> _What this task involves_: Transcribe every record that appears below, exactly and in full.

[Items from a dataset]
^^^^
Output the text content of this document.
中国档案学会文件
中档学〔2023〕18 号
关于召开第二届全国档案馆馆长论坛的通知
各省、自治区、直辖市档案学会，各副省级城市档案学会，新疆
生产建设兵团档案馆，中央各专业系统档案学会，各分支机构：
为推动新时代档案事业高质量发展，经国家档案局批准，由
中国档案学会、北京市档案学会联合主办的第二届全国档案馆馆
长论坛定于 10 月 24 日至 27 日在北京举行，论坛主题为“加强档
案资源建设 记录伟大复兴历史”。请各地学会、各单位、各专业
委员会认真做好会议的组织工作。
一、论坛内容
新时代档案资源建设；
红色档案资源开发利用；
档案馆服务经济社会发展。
^^^^
> _Result of the exercise_:
Output the text content of this document.
中国档案学会文件
中档学〔2023〕18 号
关于召开第二届全国档案馆馆长论坛的通知
各省、自治区、直辖市档案学会，各副省级城市档案学会，新疆
生产建设兵团档案馆，中央各专业系统档案学会，各分支机构：
为推动新时代档案事业高质量发展，经国家档案局批准，由
中国档案学会、北京市档案学会联合主办的第二届全国档案馆馆
长论坛定于 10 月 24 日至 27 日在北京举行，论坛主题为“加强档
案资源建设 记录伟大复兴历史”。请各地学会、各单位、各专业
委员会认真做好会议的组织工作。
一、论坛内容
新时代档案资源建设；
红色档案资源开发利用；
档案馆服务经济社会发展。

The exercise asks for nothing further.